[Figure content listings]
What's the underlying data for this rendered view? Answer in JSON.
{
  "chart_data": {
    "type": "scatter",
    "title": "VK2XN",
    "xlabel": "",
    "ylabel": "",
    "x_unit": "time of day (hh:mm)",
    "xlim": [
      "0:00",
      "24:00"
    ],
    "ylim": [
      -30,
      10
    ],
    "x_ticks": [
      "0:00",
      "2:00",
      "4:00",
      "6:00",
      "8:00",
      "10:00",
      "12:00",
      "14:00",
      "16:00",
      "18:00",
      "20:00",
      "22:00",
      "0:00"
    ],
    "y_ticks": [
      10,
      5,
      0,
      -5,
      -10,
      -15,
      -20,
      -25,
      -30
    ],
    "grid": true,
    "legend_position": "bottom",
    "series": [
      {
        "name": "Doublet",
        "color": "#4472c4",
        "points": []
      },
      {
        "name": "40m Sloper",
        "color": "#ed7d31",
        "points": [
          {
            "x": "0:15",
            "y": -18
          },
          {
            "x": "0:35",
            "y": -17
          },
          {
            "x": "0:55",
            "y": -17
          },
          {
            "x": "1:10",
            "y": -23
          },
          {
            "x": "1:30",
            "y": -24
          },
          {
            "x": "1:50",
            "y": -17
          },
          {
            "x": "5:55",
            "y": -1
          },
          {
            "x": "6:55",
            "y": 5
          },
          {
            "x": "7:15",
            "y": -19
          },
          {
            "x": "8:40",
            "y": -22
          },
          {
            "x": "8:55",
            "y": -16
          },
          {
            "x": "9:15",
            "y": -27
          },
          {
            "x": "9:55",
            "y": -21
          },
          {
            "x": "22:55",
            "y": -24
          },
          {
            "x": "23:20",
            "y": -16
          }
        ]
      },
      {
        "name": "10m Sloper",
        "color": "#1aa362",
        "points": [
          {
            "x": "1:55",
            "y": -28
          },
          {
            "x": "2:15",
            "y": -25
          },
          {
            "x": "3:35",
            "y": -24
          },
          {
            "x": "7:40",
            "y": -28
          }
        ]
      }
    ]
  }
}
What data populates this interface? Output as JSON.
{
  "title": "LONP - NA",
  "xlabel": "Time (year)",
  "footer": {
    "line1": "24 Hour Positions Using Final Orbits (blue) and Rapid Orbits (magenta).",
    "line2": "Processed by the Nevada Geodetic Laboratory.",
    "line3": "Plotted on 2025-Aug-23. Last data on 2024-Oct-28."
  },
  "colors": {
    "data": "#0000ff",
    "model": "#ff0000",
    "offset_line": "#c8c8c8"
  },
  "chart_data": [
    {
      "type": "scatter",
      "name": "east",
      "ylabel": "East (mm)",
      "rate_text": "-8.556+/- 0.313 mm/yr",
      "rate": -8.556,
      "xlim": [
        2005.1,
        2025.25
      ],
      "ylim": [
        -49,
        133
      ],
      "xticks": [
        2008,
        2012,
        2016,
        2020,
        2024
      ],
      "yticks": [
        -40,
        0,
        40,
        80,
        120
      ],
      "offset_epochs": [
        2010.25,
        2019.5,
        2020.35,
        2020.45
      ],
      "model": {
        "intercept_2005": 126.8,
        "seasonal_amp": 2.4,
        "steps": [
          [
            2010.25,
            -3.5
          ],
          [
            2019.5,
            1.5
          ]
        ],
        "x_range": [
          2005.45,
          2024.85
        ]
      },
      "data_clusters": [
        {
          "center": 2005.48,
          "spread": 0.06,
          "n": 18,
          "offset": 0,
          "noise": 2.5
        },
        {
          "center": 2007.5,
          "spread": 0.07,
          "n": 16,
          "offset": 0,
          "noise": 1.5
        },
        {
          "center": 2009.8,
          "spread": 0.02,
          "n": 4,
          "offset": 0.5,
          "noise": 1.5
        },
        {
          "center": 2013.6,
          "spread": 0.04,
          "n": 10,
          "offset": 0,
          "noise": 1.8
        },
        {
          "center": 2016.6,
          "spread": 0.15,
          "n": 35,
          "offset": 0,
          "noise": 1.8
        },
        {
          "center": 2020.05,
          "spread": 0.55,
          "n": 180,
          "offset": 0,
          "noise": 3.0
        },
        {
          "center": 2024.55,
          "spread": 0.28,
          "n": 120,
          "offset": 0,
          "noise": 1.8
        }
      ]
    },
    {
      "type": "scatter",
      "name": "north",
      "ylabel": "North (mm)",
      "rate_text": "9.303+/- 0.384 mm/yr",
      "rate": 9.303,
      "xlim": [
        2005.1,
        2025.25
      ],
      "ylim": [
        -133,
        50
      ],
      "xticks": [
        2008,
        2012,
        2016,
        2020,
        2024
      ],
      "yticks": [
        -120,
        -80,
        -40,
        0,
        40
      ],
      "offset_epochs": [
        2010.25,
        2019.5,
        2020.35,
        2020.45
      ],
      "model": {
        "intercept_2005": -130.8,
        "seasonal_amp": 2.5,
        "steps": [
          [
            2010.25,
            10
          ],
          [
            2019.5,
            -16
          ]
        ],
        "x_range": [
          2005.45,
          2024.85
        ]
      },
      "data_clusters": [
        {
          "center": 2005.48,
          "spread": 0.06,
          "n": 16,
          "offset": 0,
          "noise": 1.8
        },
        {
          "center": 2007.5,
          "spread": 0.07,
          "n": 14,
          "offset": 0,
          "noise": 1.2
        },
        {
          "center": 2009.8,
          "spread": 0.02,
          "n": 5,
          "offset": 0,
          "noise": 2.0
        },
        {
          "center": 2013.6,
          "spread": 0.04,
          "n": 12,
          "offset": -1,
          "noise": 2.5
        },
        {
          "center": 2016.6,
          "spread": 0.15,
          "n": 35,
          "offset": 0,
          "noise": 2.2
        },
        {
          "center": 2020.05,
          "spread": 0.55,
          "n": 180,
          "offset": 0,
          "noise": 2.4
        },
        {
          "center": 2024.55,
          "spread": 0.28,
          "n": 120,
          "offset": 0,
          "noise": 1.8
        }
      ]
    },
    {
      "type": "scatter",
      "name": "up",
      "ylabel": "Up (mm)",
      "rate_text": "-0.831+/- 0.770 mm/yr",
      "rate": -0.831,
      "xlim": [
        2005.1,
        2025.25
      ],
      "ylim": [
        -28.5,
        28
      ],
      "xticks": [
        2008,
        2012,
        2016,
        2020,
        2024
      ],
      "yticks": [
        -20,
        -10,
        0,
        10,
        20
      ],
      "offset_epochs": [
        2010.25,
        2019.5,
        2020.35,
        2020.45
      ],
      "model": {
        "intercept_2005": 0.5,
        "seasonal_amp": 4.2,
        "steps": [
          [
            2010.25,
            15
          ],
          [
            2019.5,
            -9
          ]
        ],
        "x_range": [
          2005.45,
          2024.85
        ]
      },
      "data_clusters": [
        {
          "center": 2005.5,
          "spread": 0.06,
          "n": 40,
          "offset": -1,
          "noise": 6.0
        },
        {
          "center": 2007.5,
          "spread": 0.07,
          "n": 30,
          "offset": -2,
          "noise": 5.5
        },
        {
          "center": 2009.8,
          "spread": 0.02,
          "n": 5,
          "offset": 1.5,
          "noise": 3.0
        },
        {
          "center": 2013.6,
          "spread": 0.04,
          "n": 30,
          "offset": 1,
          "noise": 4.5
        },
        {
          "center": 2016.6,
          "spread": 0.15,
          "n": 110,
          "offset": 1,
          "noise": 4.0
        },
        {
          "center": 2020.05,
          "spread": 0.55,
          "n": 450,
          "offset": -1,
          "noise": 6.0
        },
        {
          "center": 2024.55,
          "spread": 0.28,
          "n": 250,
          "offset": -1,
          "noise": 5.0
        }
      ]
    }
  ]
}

### WHAT TO PRODUCE
Please output every record, keeping each line exact.

### OUTPUT BELOW
What's the underlying data for this rendered view? Answer in JSON.
{
  "chart_data": {
    "type": "scatter",
    "title": "VK2XN",
    "xlabel": "",
    "ylabel": "",
    "x_unit": "time of day (hh:mm)",
    "xlim": [
      "0:00",
      "24:00"
    ],
    "ylim": [
      -30,
      10
    ],
    "x_ticks": [
      "0:00",
      "2:00",
      "4:00",
      "6:00",
      "8:00",
      "10:00",
      "12:00",
      "14:00",
      "16:00",
      "18:00",
      "20:00",
      "22:00",
      "0:00"
    ],
    "y_ticks": [
      10,
      5,
      0,
      -5,
      -10,
      -15,
      -20,
      -25,
      -30
    ],
    "grid": true,
    "legend_position": "bottom",
    "series": [
      {
        "name": "Doublet",
        "color": "#4472c4",
        "points": []
      },
      {
        "name": "40m Sloper",
        "color": "#ed7d31",
        "points": [
          {
            "x": "0:15",
            "y": -18
          },
          {
            "x": "0:35",
            "y": -17
          },
          {
            "x": "0:55",
            "y": -17
          },
          {
            "x": "1:10",
            "y": -23
          },
          {
            "x": "1:30",
            "y": -24
          },
          {
            "x": "1:50",
            "y": -17
          },
          {
            "x": "5:55",
            "y": -1
          },
          {
            "x": "6:55",
            "y": 5
          },
          {
            "x": "7:15",
            "y": -19
          },
          {
            "x": "8:40",
            "y": -22
          },
          {
            "x": "8:55",
            "y": -16
          },
          {
            "x": "9:15",
            "y": -27
          },
          {
            "x": "9:55",
            "y": -21
          },
          {
            "x": "22:55",
            "y": -24
          },
          {
            "x": "23:20",
            "y": -16
          }
        ]
      },
      {
        "name": "10m Sloper",
        "color": "#1aa362",
        "points": [
          {
            "x": "1:55",
            "y": -28
          },
          {
            "x": "2:15",
            "y": -25
          },
          {
            "x": "3:35",
            "y": -24
          },
          {
            "x": "7:40",
            "y": -28
          }
        ]
      }
    ]
  }
}
What data populates this interface? Output as JSON.
{
  "title": "LONP - NA",
  "xlabel": "Time (year)",
  "footer": {
    "line1": "24 Hour Positions Using Final Orbits (blue) and Rapid Orbits (magenta).",
    "line2": "Processed by the Nevada Geodetic Laboratory.",
    "line3": "Plotted on 2025-Aug-23. Last data on 2024-Oct-28."
  },
  "colors": {
    "data": "#0000ff",
    "model": "#ff0000",
    "offset_line": "#c8c8c8"
  },
  "chart_data": [
    {
      "type": "scatter",
      "name": "east",
      "ylabel": "East (mm)",
      "rate_text": "-8.556+/- 0.313 mm/yr",
      "rate": -8.556,
      "xlim": [
        2005.1,
        2025.25
      ],
      "ylim": [
        -49,
        133
      ],
      "xticks": [
        2008,
        2012,
        2016,
        2020,
        2024
      ],
      "yticks": [
        -40,
        0,
        40,
        80,
        120
      ],
      "offset_epochs": [
        2010.25,
        2019.5,
        2020.35,
        2020.45
      ],
      "model": {
        "intercept_2005": 126.8,
        "seasonal_amp": 2.4,
        "steps": [
          [
            2010.25,
            -3.5
          ],
          [
            2019.5,
            1.5
          ]
        ],
        "x_range": [
          2005.45,
          2024.85
        ]
      },
      "data_clusters": [
        {
          "center": 2005.48,
          "spread": 0.06,
          "n": 18,
          "offset": 0,
          "noise": 2.5
        },
        {
          "center": 2007.5,
          "spread": 0.07,
          "n": 16,
          "offset": 0,
          "noise": 1.5
        },
        {
          "center": 2009.8,
          "spread": 0.02,
          "n": 4,
          "offset": 0.5,
          "noise": 1.5
        },
        {
          "center": 2013.6,
          "spread": 0.04,
          "n": 10,
          "offset": 0,
          "noise": 1.8
        },
        {
          "center": 2016.6,
          "spread": 0.15,
          "n": 35,
          "offset": 0,
          "noise": 1.8
        },
        {
          "center": 2020.05,
          "spread": 0.55,
          "n": 180,
          "offset": 0,
          "noise": 3.0
        },
        {
          "center": 2024.55,
          "spread": 0.28,
          "n": 120,
          "offset": 0,
          "noise": 1.8
        }
      ]
    },
    {
      "type": "scatter",
      "name": "north",
      "ylabel": "North (mm)",
      "rate_text": "9.303+/- 0.384 mm/yr",
      "rate": 9.303,
      "xlim": [
        2005.1,
        2025.25
      ],
      "ylim": [
        -133,
        50
      ],
      "xticks": [
        2008,
        2012,
        2016,
        2020,
        2024
      ],
      "yticks": [
        -120,
        -80,
        -40,
        0,
        40
      ],
      "offset_epochs": [
        2010.25,
        2019.5,
        2020.35,
        2020.45
      ],
      "model": {
        "intercept_2005": -130.8,
        "seasonal_amp": 2.5,
        "steps": [
          [
            2010.25,
            10
          ],
          [
            2019.5,
            -16
          ]
        ],
        "x_range": [
          2005.45,
          2024.85
        ]
      },
      "data_clusters": [
        {
          "center": 2005.48,
          "spread": 0.06,
          "n": 16,
          "offset": 0,
          "noise": 1.8
        },
        {
          "center": 2007.5,
          "spread": 0.07,
          "n": 14,
          "offset": 0,
          "noise": 1.2
        },
        {
          "center": 2009.8,
          "spread": 0.02,
          "n": 5,
          "offset": 0,
          "noise": 2.0
        },
        {
          "center": 2013.6,
          "spread": 0.04,
          "n": 12,
          "offset": -1,
          "noise": 2.5
        },
        {
          "center": 2016.6,
          "spread": 0.15,
          "n": 35,
          "offset": 0,
          "noise": 2.2
        },
        {
          "center": 2020.05,
          "spread": 0.55,
          "n": 180,
          "offset": 0,
          "noise": 2.4
        },
        {
          "center": 2024.55,
          "spread": 0.28,
          "n": 120,
          "offset": 0,
          "noise": 1.8
        }
      ]
    },
    {
      "type": "scatter",
      "name": "up",
      "ylabel": "Up (mm)",
      "rate_text": "-0.831+/- 0.770 mm/yr",
      "rate": -0.831,
      "xlim": [
        2005.1,
        2025.25
      ],
      "ylim": [
        -28.5,
        28
      ],
      "xticks": [
        2008,
        2012,
        2016,
        2020,
        2024
      ],
      "yticks": [
        -20,
        -10,
        0,
        10,
        20
      ],
      "offset_epochs": [
        2010.25,
        2019.5,
        2020.35,
        2020.45
      ],
      "model": {
        "intercept_2005": 0.5,
        "seasonal_amp": 4.2,
        "steps": [
          [
            2010.25,
            15
          ],
          [
            2019.5,
            -9
          ]
        ],
        "x_range": [
          2005.45,
          2024.85
        ]
      },
      "data_clusters": [
        {
          "center": 2005.5,
          "spread": 0.06,
          "n": 40,
          "offset": -1,
          "noise": 6.0
        },
        {
          "center": 2007.5,
          "spread": 0.07,
          "n": 30,
          "offset": -2,
          "noise": 5.5
        },
        {
          "center": 2009.8,
          "spread": 0.02,
          "n": 5,
          "offset": 1.5,
          "noise": 3.0
        },
        {
          "center": 2013.6,
          "spread": 0.04,
          "n": 30,
          "offset": 1,
          "noise": 4.5
        },
        {
          "center": 2016.6,
          "spread": 0.15,
          "n": 110,
          "offset": 1,
          "noise": 4.0
        },
        {
          "center": 2020.05,
          "spread": 0.55,
          "n": 450,
          "offset": -1,
          "noise": 6.0
        },
        {
          "center": 2024.55,
          "spread": 0.28,
          "n": 250,
          "offset": -1,
          "noise": 5.0
        }
      ]
    }
  ]
}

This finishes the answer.